REQUIRED TASK:
Find every line containing the word "реализации" and report the count, nothing more.

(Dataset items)

◇ ◇ ◇ ◇ ◇

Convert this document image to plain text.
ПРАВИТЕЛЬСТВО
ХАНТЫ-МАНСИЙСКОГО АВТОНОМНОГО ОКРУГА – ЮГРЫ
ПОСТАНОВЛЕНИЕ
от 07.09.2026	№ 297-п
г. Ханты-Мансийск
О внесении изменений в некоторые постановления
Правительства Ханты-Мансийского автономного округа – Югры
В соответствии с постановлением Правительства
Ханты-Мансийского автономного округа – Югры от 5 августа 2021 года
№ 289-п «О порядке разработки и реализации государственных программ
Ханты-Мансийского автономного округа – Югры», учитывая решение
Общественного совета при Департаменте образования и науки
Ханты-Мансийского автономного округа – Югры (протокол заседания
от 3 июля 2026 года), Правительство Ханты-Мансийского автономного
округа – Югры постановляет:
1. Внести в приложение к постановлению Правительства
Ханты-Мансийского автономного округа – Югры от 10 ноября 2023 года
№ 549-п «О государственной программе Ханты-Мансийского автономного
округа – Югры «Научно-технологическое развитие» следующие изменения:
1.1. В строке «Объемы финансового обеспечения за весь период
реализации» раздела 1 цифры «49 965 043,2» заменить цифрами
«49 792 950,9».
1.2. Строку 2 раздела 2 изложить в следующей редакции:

◇ ◇ ◇ ◇ ◇

SOLUTION BELOW:
2